It’s Not All About You
Enjoying the Relationships is the fourth post in a five part series called “Enjoying the Ride.” Comparing a start-up to surfing, this is a simple guide to turn your grueling start-up battle into a more soul fulfilling experience by helping you battle the sets and pick the right waves so you can enjoy the ride.
“…You go through a lot. Physically, mentally, and so the friendships that are made in the big wave lineups run so deep…we love one another with the most respect that you could. ” ~ Greg Long (big wave surfer)
Relationships. The most volatile, unpredictable, but important part of the company you build. Unless you want to build a one-man show and sit in a closet, people will become incredibly important to your success.
And I’m not just talking about employees, I’m talking about all the relationships around your business. The army of people you need to influence to believe in your vision, your products, and your leadership. I’m talking about editors, investors, employees, vendors, suppliers, retailers, family members, lawyers, strategic partners, athletes, customers and anyone who takes an interest in what you are building. All of them need to believe for you to create a successful company.

************

• [Given instruction 1]: Reproduce the passage of the post on start-up relationships that begins with the words containing "And I’m not" and ends with "a successful company.".
• [Given instruction 2]: In the post on start-up relationships, what activity is a start-up compared to?
The listing that comes next is separate material and has no connection to the post on start-up relationships.

************

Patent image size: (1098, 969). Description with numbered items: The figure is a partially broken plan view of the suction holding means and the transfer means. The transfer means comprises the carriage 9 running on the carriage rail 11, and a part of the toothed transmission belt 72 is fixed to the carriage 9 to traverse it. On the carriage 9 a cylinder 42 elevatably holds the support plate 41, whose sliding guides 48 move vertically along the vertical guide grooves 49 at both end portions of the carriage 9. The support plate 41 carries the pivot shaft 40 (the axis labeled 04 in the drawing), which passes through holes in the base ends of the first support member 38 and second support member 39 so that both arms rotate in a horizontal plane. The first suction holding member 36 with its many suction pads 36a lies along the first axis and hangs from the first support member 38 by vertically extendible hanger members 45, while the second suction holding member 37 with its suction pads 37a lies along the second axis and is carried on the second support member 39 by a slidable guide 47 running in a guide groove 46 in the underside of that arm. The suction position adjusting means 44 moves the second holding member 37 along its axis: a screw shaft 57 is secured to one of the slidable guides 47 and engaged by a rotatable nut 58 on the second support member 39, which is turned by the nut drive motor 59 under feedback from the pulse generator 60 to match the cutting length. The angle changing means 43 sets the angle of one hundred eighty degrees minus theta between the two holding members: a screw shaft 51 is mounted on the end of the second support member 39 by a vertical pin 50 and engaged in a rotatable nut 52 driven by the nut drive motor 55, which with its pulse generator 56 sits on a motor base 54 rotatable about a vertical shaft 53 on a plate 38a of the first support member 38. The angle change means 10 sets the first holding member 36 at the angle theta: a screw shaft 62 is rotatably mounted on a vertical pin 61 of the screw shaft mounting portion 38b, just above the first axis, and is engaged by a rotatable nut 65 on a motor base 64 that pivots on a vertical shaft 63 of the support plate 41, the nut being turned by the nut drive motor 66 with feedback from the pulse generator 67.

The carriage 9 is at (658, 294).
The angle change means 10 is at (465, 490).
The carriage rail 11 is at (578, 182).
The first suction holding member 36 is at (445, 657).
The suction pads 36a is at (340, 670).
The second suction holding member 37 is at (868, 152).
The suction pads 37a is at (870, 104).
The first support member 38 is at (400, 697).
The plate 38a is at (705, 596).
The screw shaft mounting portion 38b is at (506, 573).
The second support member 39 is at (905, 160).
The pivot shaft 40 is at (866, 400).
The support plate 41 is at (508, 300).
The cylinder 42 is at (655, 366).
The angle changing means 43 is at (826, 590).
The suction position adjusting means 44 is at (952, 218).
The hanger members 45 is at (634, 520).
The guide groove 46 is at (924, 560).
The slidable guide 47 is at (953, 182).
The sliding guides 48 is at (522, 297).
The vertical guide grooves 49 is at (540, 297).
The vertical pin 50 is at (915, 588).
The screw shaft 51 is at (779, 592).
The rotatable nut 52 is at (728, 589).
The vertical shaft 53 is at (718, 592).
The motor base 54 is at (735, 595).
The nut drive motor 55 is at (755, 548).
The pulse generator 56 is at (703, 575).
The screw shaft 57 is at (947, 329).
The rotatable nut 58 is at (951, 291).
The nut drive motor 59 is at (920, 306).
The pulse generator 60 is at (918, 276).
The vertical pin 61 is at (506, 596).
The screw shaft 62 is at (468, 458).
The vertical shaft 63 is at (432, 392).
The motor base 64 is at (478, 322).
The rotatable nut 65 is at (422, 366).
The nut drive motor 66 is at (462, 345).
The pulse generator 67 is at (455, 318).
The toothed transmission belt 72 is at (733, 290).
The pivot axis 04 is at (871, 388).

************

• [Problem solution 1]:
And I’m not just talking about employees, I’m talking about all the relationships around your business. The army of people you need to influence to believe in your vision, your products, and your leadership. I’m talking about editors, investors, employees, vendors, suppliers, retailers, family members, lawyers, strategic partners, athletes, customers and anyone who takes an interest in what you are building. All of them need to believe for you to create a successful company.

• [Problem solution 2]: Surfing.